_Source passage_.
__________________________________________________
If you have a related question, please click the "Ask a related question" button in the top right corner. The newly created question will be automatically linked to this question.

# OPA170: Using OpAmp as attenuator: less than unity gain done wrong?

Part Number: OPA170
Other Parts Discussed in Thread: THS4551

Hello all,

my question is closely related to https://e2e.ti.com/support/amplifiers/f/14/t/177561

The issue there was to use an operational amplifier as attenuator (e.g., to convert an input voltage from 0..10 V to 0..2.5 V). As solution, a voltage divider to bring down the input voltage followed by a (unity-gain) buffer was suggested. This seems in line with what the book "Op Amps for Everyone" (by Carter, Mancini) suggests. The book explicitly warns not to use an inverting opamp as attenuator:

However, I've seen this configuration (0 < |G| < 1) suggested several times (e.g., on electronics stackexchange here). Additionally, I've read discussions where people contest Mancini's statement. They are saying that a non-inverting gain of 1 is the worst-case for op amp feedback stability, which is equivalent to an inverting gain of zero. They conclude that if the OpAmp is specified to be stable at unity-gain buffer configuration, it should be stable at less than unity gain in an inverting configuration, too.

Coming back to the original issue, what's wrong with this solution to the question (except that the output is "inverted"), using an inverting OpAmp as attenuator:

This is the link to the simulation.
__________________________________________________
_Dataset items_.
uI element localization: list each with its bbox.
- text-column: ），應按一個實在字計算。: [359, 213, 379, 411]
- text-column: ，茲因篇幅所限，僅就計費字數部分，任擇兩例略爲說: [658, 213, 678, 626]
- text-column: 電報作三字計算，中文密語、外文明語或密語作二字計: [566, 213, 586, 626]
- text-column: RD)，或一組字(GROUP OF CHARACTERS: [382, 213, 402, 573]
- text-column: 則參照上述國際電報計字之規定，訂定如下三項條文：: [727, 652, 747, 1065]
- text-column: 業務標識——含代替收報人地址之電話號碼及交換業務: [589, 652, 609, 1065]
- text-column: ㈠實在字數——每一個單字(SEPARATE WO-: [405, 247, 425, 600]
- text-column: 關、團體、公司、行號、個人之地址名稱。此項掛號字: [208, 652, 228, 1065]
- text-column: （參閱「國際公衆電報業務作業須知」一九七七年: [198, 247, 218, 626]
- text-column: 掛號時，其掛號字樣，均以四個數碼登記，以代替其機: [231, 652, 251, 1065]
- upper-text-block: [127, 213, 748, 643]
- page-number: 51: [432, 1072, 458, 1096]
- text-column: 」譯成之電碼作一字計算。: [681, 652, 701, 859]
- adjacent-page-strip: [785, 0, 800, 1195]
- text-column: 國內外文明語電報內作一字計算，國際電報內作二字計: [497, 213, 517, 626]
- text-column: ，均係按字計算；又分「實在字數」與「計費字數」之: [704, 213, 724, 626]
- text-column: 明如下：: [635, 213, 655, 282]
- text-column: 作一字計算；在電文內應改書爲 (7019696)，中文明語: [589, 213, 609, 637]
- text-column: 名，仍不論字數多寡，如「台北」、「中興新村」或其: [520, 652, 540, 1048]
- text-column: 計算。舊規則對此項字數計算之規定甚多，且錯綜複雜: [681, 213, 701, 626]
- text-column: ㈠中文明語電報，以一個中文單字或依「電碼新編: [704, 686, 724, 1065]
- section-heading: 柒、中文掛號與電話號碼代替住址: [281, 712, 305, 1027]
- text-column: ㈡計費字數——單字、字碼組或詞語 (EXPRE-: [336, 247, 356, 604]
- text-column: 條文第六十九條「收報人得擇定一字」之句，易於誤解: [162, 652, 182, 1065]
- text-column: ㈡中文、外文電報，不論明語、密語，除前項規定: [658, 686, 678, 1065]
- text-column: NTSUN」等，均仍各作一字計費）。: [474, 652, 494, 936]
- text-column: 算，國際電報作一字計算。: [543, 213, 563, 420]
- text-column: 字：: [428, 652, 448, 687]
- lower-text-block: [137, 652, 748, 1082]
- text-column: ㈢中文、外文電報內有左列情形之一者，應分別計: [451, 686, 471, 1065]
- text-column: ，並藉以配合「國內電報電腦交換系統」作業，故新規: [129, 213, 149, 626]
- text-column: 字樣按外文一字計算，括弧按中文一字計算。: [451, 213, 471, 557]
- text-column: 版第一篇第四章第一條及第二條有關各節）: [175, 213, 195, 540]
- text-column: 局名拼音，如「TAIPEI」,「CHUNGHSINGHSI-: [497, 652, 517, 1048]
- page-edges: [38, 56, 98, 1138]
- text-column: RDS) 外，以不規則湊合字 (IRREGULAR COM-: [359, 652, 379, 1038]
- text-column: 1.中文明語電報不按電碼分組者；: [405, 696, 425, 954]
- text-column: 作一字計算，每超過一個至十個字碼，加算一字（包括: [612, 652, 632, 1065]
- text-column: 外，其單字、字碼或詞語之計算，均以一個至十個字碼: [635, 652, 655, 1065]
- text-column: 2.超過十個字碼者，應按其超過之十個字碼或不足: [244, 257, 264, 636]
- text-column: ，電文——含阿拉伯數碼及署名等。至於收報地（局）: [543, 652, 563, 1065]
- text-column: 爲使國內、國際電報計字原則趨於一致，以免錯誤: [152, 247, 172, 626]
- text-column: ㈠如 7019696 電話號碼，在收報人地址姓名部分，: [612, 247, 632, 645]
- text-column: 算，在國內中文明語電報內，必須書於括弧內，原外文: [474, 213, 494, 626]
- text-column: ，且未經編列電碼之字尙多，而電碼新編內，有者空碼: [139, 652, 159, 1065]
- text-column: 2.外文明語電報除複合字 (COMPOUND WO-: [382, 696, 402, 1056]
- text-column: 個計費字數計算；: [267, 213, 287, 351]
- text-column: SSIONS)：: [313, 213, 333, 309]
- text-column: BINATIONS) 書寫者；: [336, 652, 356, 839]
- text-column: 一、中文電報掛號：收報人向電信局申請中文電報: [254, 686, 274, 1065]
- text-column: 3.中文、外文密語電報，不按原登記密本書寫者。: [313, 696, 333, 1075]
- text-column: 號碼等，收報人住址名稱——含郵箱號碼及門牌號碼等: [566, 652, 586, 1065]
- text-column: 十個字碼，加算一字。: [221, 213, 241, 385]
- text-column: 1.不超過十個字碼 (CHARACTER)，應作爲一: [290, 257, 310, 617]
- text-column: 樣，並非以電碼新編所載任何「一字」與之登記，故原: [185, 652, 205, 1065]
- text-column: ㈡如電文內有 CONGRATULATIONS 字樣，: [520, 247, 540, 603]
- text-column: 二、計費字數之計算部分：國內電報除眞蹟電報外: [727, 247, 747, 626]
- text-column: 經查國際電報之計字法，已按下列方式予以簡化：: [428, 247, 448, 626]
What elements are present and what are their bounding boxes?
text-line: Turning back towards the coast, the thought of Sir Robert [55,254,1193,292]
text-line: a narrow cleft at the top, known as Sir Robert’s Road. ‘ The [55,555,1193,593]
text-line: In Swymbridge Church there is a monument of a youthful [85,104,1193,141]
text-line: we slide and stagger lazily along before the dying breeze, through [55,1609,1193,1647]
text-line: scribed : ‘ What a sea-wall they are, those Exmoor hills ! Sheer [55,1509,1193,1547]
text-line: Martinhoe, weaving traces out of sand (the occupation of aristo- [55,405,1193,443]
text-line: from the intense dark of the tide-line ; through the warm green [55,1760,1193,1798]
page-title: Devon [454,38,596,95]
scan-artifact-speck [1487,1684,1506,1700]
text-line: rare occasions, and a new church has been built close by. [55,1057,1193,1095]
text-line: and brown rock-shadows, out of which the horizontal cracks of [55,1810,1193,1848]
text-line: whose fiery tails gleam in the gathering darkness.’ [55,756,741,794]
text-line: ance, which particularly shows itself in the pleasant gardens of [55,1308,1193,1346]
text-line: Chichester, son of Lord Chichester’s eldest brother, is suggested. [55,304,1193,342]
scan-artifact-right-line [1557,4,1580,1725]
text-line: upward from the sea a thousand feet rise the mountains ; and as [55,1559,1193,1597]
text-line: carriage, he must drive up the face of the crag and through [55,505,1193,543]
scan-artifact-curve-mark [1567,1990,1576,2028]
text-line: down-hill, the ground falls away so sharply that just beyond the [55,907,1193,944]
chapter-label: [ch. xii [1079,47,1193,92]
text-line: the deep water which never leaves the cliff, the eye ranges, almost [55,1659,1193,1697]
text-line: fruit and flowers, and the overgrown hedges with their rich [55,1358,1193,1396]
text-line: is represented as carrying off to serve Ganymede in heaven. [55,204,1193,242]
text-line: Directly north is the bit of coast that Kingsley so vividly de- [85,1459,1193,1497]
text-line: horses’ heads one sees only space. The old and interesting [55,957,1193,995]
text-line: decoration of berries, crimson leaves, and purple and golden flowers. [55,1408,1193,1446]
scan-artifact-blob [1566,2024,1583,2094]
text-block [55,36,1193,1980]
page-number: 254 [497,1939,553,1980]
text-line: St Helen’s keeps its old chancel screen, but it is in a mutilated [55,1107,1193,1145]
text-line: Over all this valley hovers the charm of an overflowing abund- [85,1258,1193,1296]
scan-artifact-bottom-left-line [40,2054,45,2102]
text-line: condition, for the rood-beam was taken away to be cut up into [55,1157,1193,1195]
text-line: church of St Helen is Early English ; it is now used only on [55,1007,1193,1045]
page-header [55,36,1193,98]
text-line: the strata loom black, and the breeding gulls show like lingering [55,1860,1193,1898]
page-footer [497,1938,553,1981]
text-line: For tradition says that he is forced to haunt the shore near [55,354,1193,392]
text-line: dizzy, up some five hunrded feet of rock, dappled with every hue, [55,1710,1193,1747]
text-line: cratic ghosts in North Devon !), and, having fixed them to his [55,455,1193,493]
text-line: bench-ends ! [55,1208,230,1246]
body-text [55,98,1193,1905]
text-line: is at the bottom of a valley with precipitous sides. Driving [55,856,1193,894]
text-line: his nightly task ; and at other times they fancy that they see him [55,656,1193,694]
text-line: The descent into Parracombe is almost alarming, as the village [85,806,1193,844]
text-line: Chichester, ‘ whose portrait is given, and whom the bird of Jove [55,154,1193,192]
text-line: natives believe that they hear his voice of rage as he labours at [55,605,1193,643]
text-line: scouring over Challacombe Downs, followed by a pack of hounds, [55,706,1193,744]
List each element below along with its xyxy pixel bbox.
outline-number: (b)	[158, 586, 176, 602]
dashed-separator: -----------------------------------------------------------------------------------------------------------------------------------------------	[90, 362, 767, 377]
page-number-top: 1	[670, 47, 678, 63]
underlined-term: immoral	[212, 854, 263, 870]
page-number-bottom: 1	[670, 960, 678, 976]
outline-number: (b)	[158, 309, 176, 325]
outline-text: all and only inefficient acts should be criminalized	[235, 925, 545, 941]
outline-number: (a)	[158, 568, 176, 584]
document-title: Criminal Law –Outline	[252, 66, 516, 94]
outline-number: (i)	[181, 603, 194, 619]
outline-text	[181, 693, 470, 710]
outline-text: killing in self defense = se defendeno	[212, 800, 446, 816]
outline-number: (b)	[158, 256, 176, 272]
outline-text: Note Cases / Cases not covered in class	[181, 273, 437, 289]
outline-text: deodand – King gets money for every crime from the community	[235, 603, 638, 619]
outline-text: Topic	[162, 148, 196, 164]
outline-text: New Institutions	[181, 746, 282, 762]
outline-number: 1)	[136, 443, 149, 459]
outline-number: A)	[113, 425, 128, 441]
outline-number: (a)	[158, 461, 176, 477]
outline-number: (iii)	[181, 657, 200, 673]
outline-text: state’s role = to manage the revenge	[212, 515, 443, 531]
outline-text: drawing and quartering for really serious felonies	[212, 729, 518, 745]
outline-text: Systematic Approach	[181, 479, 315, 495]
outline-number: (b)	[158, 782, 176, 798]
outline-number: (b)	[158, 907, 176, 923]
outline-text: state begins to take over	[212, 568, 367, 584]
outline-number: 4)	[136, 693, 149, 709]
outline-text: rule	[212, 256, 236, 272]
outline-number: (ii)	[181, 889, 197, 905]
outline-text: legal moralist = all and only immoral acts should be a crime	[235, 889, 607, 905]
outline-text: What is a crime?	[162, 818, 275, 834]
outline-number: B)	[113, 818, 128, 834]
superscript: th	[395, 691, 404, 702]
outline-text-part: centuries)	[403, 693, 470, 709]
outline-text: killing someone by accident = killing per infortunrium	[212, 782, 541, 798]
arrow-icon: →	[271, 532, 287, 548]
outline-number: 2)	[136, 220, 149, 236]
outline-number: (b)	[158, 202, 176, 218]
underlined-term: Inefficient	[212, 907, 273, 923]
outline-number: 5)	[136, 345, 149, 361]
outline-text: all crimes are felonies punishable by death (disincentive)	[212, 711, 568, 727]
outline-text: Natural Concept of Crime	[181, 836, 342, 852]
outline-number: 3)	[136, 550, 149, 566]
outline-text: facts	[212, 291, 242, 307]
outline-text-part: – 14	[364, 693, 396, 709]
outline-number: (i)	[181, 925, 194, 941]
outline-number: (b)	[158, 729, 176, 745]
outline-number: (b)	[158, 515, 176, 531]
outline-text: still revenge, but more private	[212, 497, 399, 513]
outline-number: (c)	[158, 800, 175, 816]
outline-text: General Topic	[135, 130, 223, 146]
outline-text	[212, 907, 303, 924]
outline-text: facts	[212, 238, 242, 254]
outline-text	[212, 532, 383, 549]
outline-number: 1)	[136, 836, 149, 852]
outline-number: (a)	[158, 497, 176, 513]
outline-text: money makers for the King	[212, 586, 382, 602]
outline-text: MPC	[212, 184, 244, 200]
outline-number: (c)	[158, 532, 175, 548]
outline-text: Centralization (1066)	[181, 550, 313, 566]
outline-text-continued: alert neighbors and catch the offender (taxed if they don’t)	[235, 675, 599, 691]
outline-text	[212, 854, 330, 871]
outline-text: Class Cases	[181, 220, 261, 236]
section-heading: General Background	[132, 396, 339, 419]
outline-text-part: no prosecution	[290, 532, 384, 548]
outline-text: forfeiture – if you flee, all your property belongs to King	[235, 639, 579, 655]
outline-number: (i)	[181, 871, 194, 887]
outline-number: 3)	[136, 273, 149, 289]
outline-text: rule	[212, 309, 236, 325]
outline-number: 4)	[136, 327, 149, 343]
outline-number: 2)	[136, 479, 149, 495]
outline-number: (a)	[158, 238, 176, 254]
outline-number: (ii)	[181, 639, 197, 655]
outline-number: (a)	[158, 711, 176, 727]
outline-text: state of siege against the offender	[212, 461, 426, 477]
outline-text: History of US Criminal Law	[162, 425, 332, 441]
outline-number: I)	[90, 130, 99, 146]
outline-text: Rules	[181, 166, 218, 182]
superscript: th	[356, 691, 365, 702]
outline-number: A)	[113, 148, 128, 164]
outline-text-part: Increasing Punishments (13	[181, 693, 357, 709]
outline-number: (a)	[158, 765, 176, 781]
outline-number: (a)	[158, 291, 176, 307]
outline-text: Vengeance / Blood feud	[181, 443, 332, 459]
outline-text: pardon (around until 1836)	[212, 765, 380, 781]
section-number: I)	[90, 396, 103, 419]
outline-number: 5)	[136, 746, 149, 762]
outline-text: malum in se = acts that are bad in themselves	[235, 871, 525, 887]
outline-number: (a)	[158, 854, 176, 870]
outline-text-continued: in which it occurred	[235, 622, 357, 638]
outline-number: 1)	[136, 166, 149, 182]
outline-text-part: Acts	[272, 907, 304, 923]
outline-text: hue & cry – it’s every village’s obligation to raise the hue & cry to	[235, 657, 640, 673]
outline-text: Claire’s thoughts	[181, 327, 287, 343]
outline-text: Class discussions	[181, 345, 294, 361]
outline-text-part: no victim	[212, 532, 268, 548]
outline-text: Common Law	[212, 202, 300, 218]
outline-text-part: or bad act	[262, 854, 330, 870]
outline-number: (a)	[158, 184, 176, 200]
__________________________________________________
_Tasks to perform_.
**A.** Edit the forum post on op amp attenuators, starting with "If you have" and going on through "gain done wrong?", so that each occurrence of "attenuator" is replaced by "attenuation stage".
**B.** Proceed with the forum post on op amp attenuators, picking up after its final sentence.

_Solved problems_.
**A.**
If you have a related question, please click the "Ask a related question" button in the top right corner. The newly created question will be automatically linked to this question.

# OPA170: Using OpAmp as attenuation stage: less than unity gain done wrong?

**B.**
Thanks!

• Hi Daniel,

you omit the crucial point of Ron Mancini's explanation, that the discussed OPAmp is only "gain of ten" stable! With such a decompensated OPAmp this circuit will indeed not work but will become instable.

I don't know what your circuit shall do, but the -input of OPAmp will sit on a +2V offset. So, the input signal current will not flow into virtual ground (0V) but into a virtual +2V potential. Is this what you want?

Kai
• Morning folks,

This actually was a classic mistake by Bruce Carter that Mancini seems to paper over for some reason. Somewhere Bruce got the idea that an inverting configuration had a noise gain of Rf/Rg instead of the correct 1+Rf/Rg. Bruce Trump and I wasted about an hour one day trying to explain that error to him with no luck.

If the op amp itself is unity gain stable, inverting attenuators will be stable. You can get into phase margin problems with faster parts using higher R values due to the pole in the feedback back to the inverting summing junction parasitic C. Since attenuators were so common with FDA's (taking higher swing signals down to an ADC input range), I added that as section 9.1.6 in the THS4551 datasheet. There, I used the noise gain shaping technique using capacitors from this recently rebuilt 1997 article

https://www.edn.com/design/analog/4461648/Unique-compensation-technique-tames-high-bandwidth-voltage-feedback-op-amps-

• And yes, in more recent versions of this adding that decompensated op amp comment makes this correct. However, even there you can do inverting attenuators using the inverting compensation with capacitors idea. There was actually an amusing flare up on this one some years back - you might have to click twice on this one to get past the TI ad.

• Hi Kai and Michael,

Thank you for all the help!

Hi Daniel,

Just to quickly summarize Kai and Michael's responses, there is no issue with designing an inverting attenuating circuit as long as the amplifier does not require a noise gain (non-inverting gain) greater than 2V/V.

Our TI Precision Lab videos on Bandwidth might help explain why some amplifiers are not unity gain stable.

Thank you,

Tim Claycomb

• Hi Kai,

kai klaas69 said:

you omit the crucial point of Ron Mancini's explanation, that the discussed OPAmp is only "gain of ten" stable! ...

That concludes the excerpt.